_PROMPT_. Below is some material; set it all down exactly, apart from the pictures.

[Extracted records]
****************************************

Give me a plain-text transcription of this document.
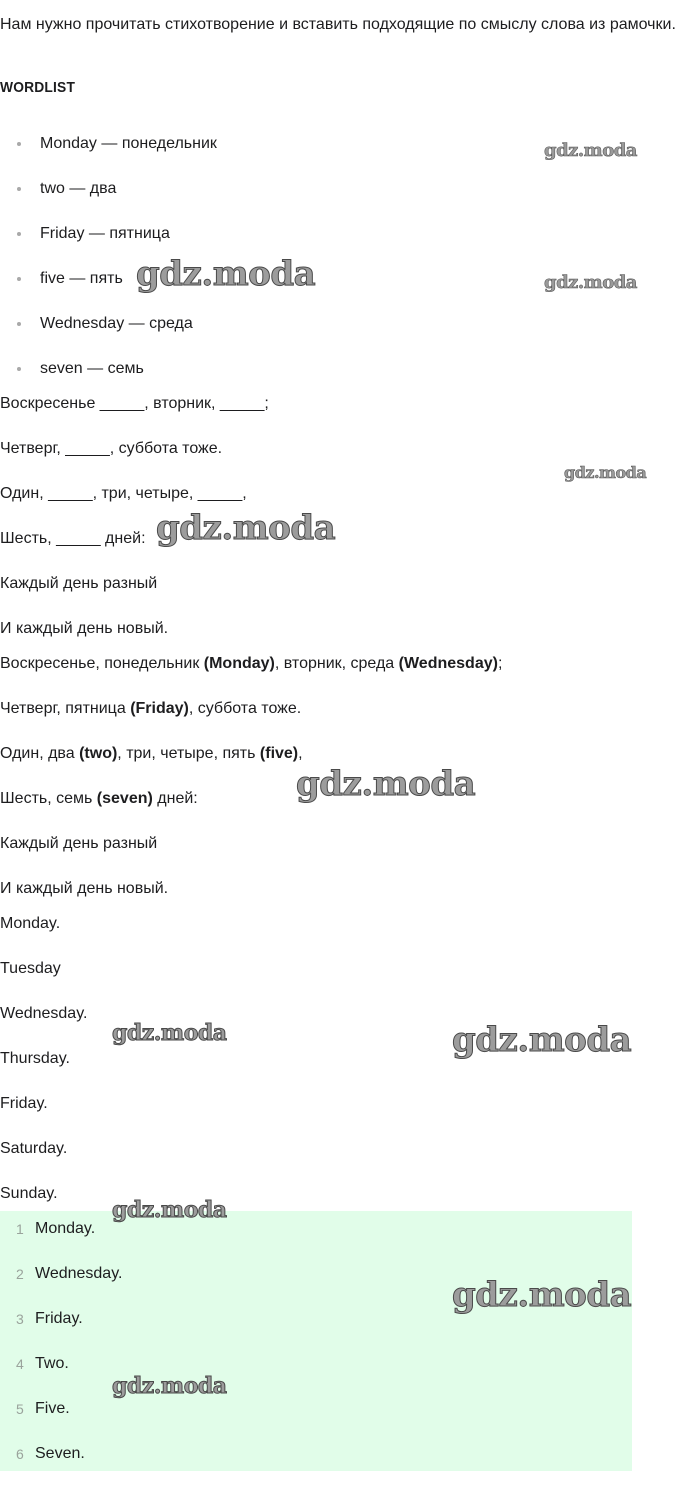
Нам нужно прочитать стихотворение и вставить подходящие по смыслу слова из рамочки.
WORDLIST
Monday — понедельник
two — два
Friday — пятница
five — пять
Wednesday — среда
seven — семь
Воскресенье _____, вторник, _____;
Четверг, _____, суббота тоже.
Один, _____, три, четыре, _____,
Шесть, _____ дней:
Каждый день разный
И каждый день новый.
Воскресенье, понедельник (Monday), вторник, среда (Wednesday);
Четверг, пятница (Friday), суббота тоже.
Один, два (two), три, четыре, пять (five),
Шесть, семь (seven) дней:
Каждый день разный
И каждый день новый.
Monday.
Tuesday
Wednesday.
Thursday.
Friday.
Saturday.
Sunday.
1 Monday.
2 Wednesday.
3 Friday.
4 Two.
5 Five.
6 Seven.
gdz.moda
gdz.moda	gdz.moda
gdz.moda
gdz.moda
gdz.moda
gdz.moda	gdz.moda
gdz.moda
gdz.moda
gdz.moda
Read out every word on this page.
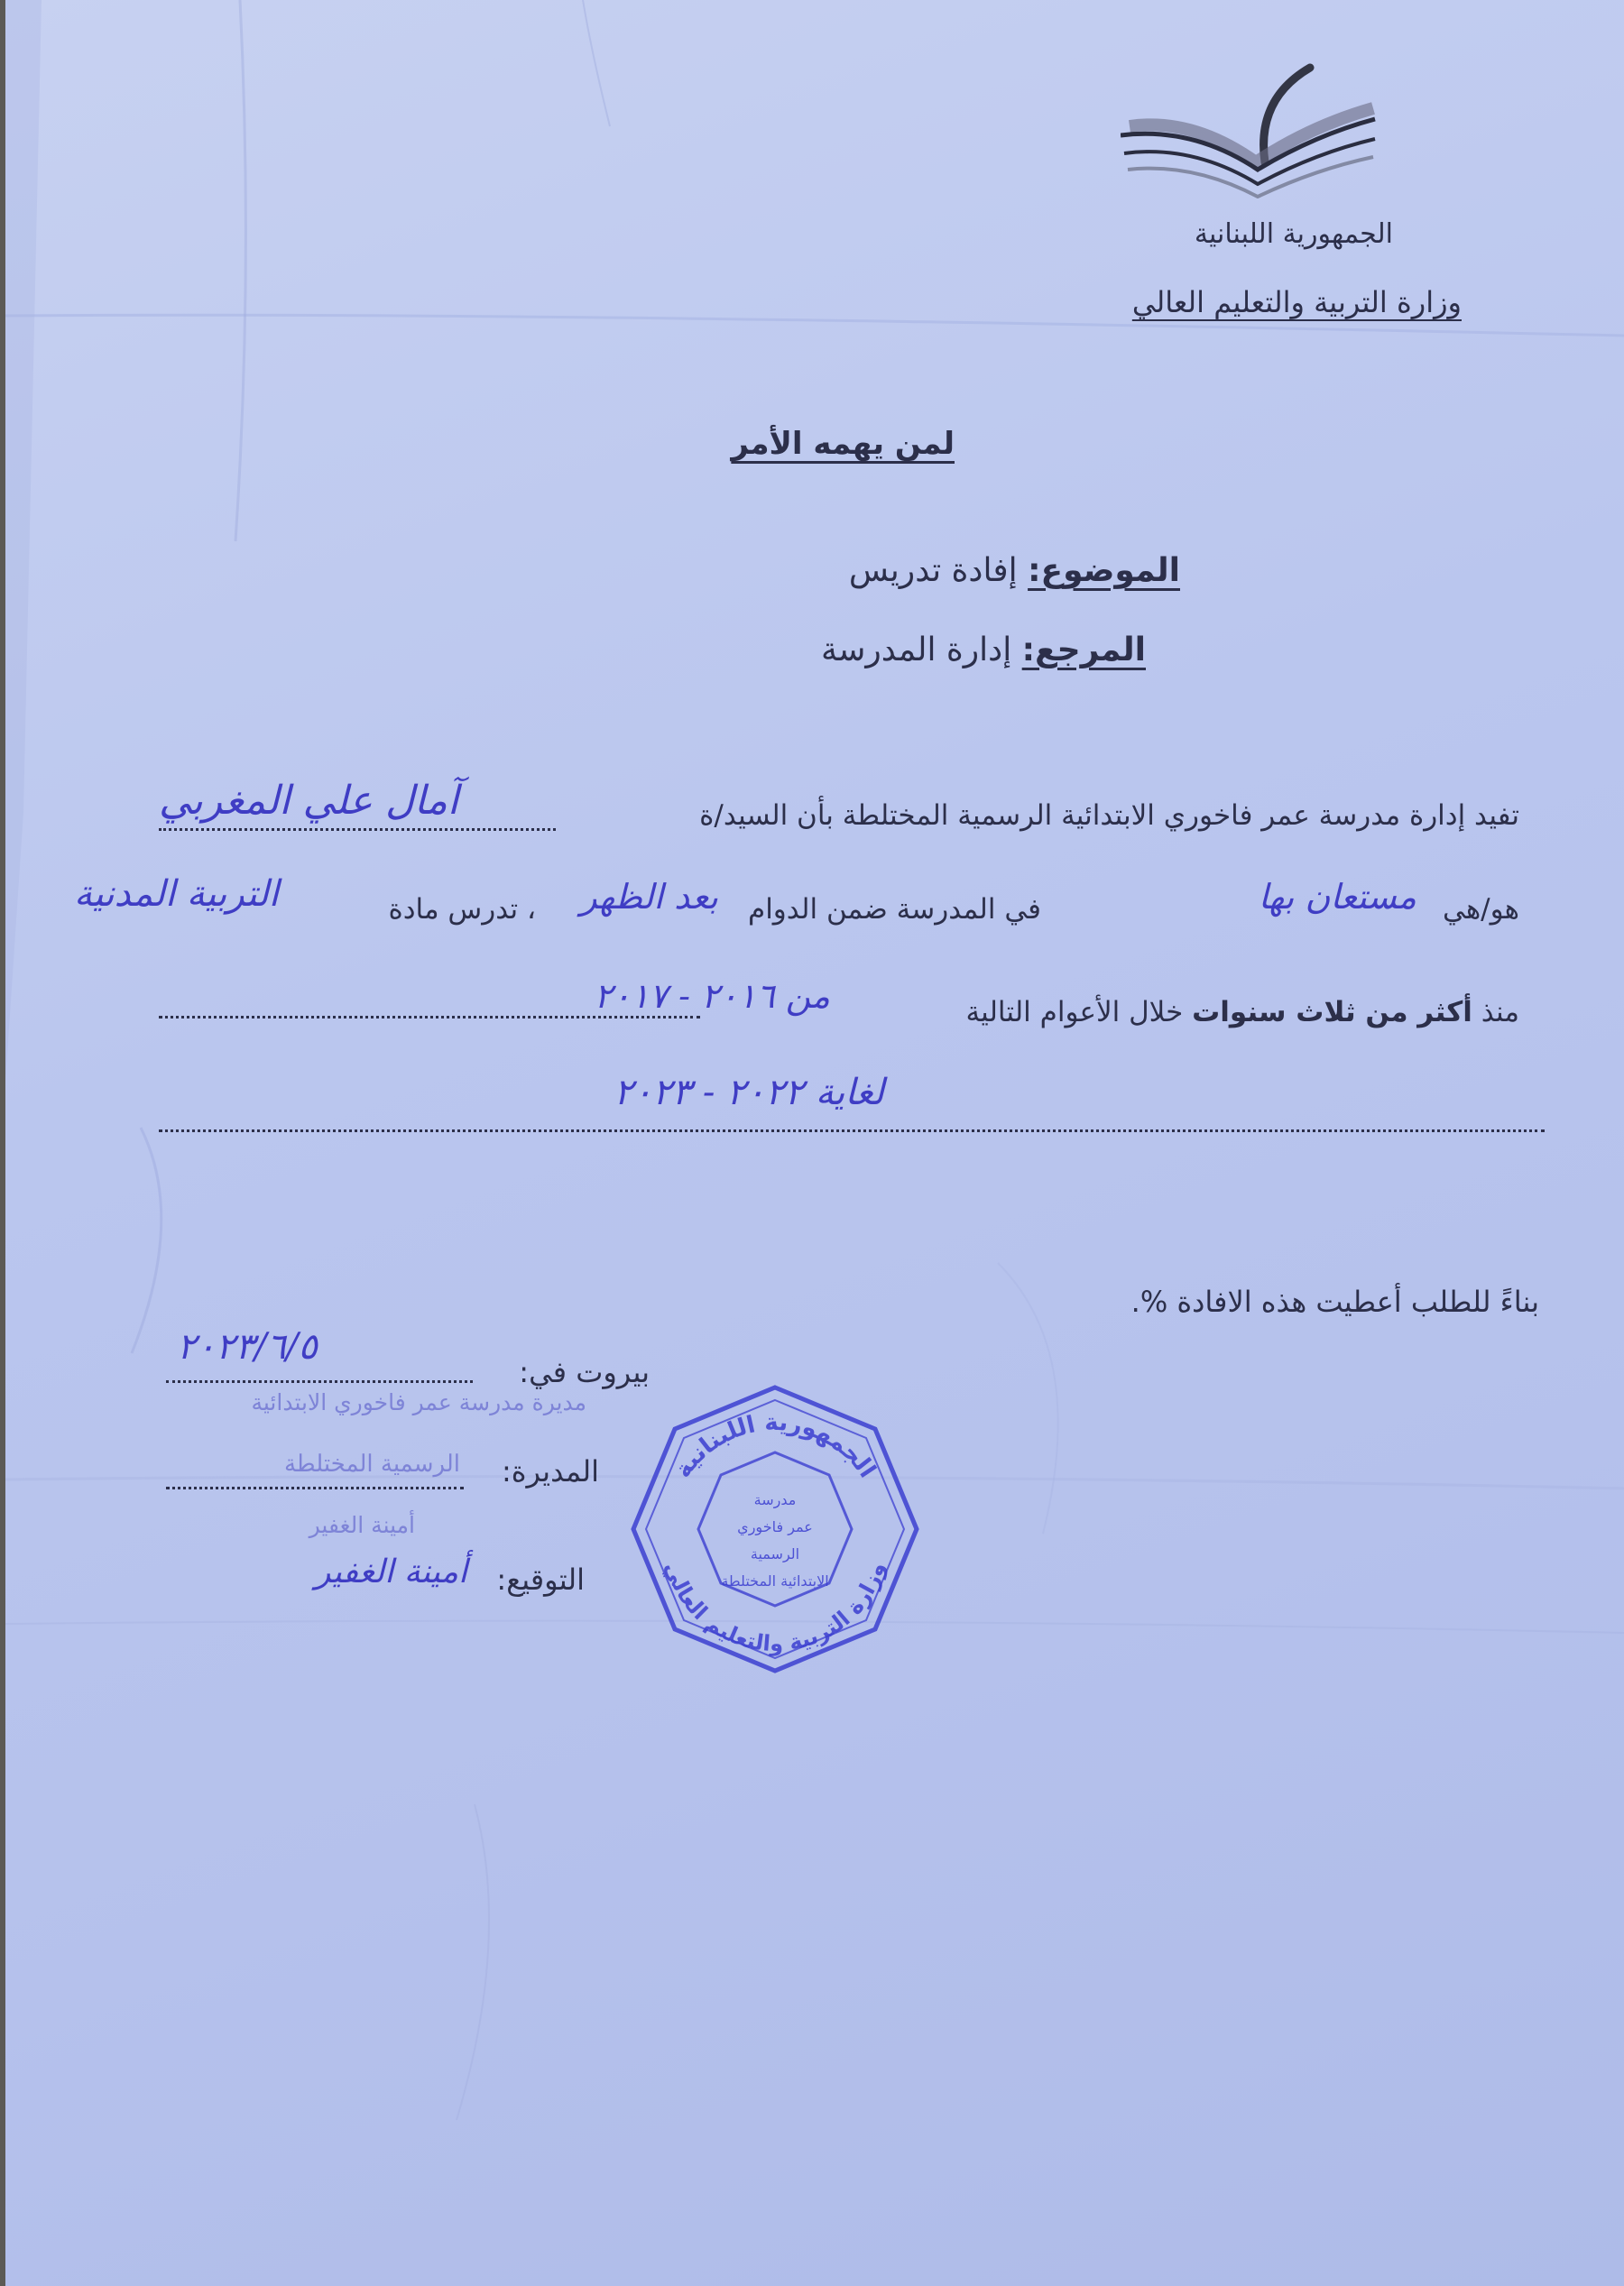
الجمهورية اللبنانية
وزارة التربية والتعليم العالي
لمن يهمه الأمر
الموضوع: إفادة تدريس
المرجع: إدارة المدرسة
تفيد إدارة مدرسة عمر فاخوري الابتدائية الرسمية المختلطة بأن السيد/ة
آمال علي المغربي
هو/هي
مستعان بها
في المدرسة ضمن الدوام
بعد الظهر
، تدرس مادة
التربية المدنية
منذ أكثر من ثلاث سنوات خلال الأعوام التالية
من ٢٠١٦ - ٢٠١٧
لغاية ٢٠٢٢ - ٢٠٢٣
بناءً للطلب أعطيت هذه الافادة %.
بيروت في:
٢٠٢٣/٦/٥
مديرة مدرسة عمر فاخوري الابتدائية
المديرة:
الرسمية المختلطة
أمينة الغفير
التوقيع:
أمينة الغفير
الجمهورية اللبنانية
وزارة التربية والتعليم العالي
مدرسة
عمر فاخوري الرسمية
الابتدائية المختلطة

****************************************

_EXERCISE SOLUTION_.
Give me a plain-text transcription of this document.
Нам нужно прочитать стихотворение и вставить подходящие по смыслу слова из рамочки.
WORDLIST
Monday — понедельник
two — два
Friday — пятница
five — пять
Wednesday — среда
seven — семь
Воскресенье _____, вторник, _____;
Четверг, _____, суббота тоже.
Один, _____, три, четыре, _____,
Шесть, _____ дней:
Каждый день разный
И каждый день новый.
Воскресенье, понедельник (Monday), вторник, среда (Wednesday);
Четверг, пятница (Friday), суббота тоже.
Один, два (two), три, четыре, пять (five),
Шесть, семь (seven) дней:
Каждый день разный
И каждый день новый.
Monday.
Tuesday
Wednesday.
Thursday.
Friday.
Saturday.
Sunday.
1 Monday.
2 Wednesday.
3 Friday.
4 Two.
5 Five.
6 Seven.
gdz.moda
gdz.moda	gdz.moda
gdz.moda
gdz.moda
gdz.moda
gdz.moda	gdz.moda
gdz.moda
gdz.moda
gdz.moda
Read out every word on this page.
الجمهورية اللبنانية
وزارة التربية والتعليم العالي
لمن يهمه الأمر
الموضوع: إفادة تدريس
المرجع: إدارة المدرسة
تفيد إدارة مدرسة عمر فاخوري الابتدائية الرسمية المختلطة بأن السيد/ة
آمال علي المغربي
هو/هي
مستعان بها
في المدرسة ضمن الدوام
بعد الظهر
، تدرس مادة
التربية المدنية
منذ أكثر من ثلاث سنوات خلال الأعوام التالية
من ٢٠١٦ - ٢٠١٧
لغاية ٢٠٢٢ - ٢٠٢٣
بناءً للطلب أعطيت هذه الافادة %.
بيروت في:
٢٠٢٣/٦/٥
مديرة مدرسة عمر فاخوري الابتدائية
المديرة:
الرسمية المختلطة
أمينة الغفير
التوقيع:
أمينة الغفير
الجمهورية اللبنانية
وزارة التربية والتعليم العالي
مدرسة
عمر فاخوري الرسمية
الابتدائية المختلطة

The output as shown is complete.